§ TASK GOAL:
Draw out every line with the word "rank" from the listing below.

§ DATA ROWS:
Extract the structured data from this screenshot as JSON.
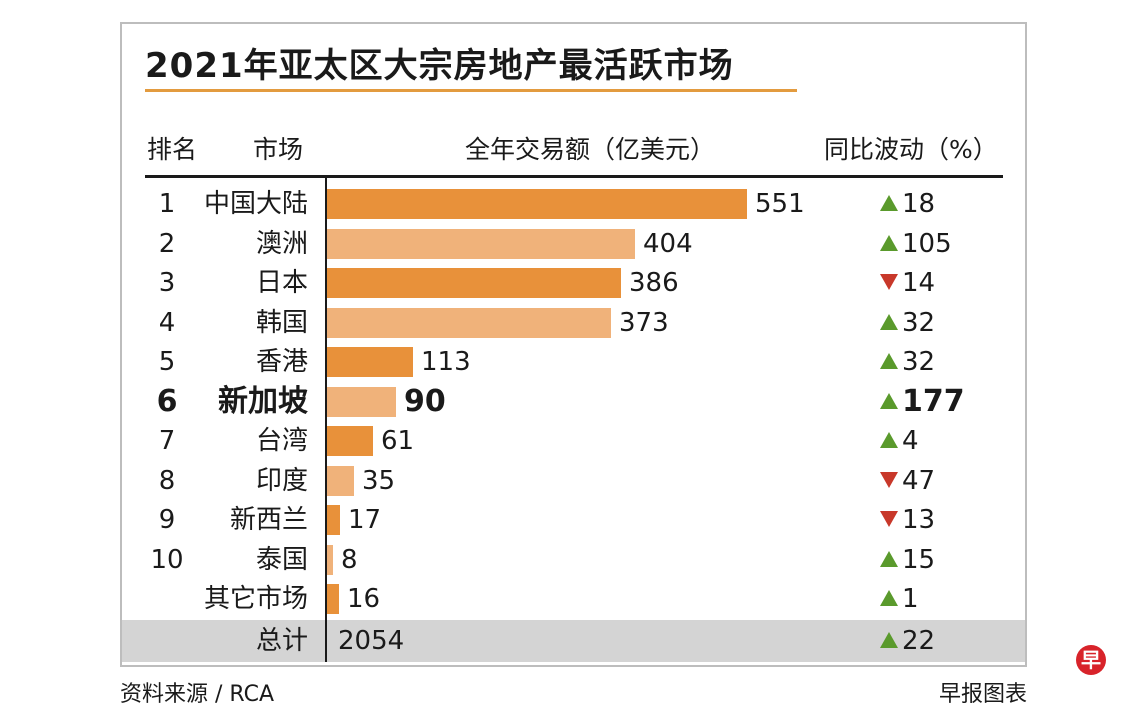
{
  "chart_data": {
    "type": "bar",
    "title": "2021年亚太区大宗房地产最活跃市场",
    "headers": {
      "rank": "排名",
      "market": "市场",
      "volume": "全年交易额（亿美元）",
      "change": "同比波动（%）"
    },
    "rows": [
      {
        "rank": "1",
        "market": "中国大陆",
        "value": 551,
        "value_label": "551",
        "direction": "up",
        "change": "18",
        "bar_color": "#e8913a"
      },
      {
        "rank": "2",
        "market": "澳洲",
        "value": 404,
        "value_label": "404",
        "direction": "up",
        "change": "105",
        "bar_color": "#f0b27a"
      },
      {
        "rank": "3",
        "market": "日本",
        "value": 386,
        "value_label": "386",
        "direction": "down",
        "change": "14",
        "bar_color": "#e8913a"
      },
      {
        "rank": "4",
        "market": "韩国",
        "value": 373,
        "value_label": "373",
        "direction": "up",
        "change": "32",
        "bar_color": "#f0b27a"
      },
      {
        "rank": "5",
        "market": "香港",
        "value": 113,
        "value_label": "113",
        "direction": "up",
        "change": "32",
        "bar_color": "#e8913a"
      },
      {
        "rank": "6",
        "market": "新加坡",
        "value": 90,
        "value_label": "90",
        "direction": "up",
        "change": "177",
        "bar_color": "#f0b27a",
        "highlight": true
      },
      {
        "rank": "7",
        "market": "台湾",
        "value": 61,
        "value_label": "61",
        "direction": "up",
        "change": "4",
        "bar_color": "#e8913a"
      },
      {
        "rank": "8",
        "market": "印度",
        "value": 35,
        "value_label": "35",
        "direction": "down",
        "change": "47",
        "bar_color": "#f0b27a"
      },
      {
        "rank": "9",
        "market": "新西兰",
        "value": 17,
        "value_label": "17",
        "direction": "down",
        "change": "13",
        "bar_color": "#e8913a"
      },
      {
        "rank": "10",
        "market": "泰国",
        "value": 8,
        "value_label": "8",
        "direction": "up",
        "change": "15",
        "bar_color": "#f0b27a"
      },
      {
        "rank": "",
        "market": "其它市场",
        "value": 16,
        "value_label": "16",
        "direction": "up",
        "change": "1",
        "bar_color": "#e8913a"
      }
    ],
    "total": {
      "market": "总计",
      "value_label": "2054",
      "direction": "up",
      "change": "22"
    },
    "xlim": [
      0,
      551
    ]
  },
  "footer": {
    "source": "资料来源 / RCA",
    "credit": "早报图表",
    "logo": "早"
  },
  "colors": {
    "up": "#5a9a2c",
    "down": "#c8382a",
    "accent": "#e39b3f",
    "total_band": "#d4d4d4"
  }
}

§ TASK SOLUTION:
      "rank": "排名",
        "rank": "1",
        "rank": "2",
        "rank": "3",
        "rank": "4",
        "rank": "5",
        "rank": "6",
        "rank": "7",
        "rank": "8",
        "rank": "9",
        "rank": "10",
        "rank": "",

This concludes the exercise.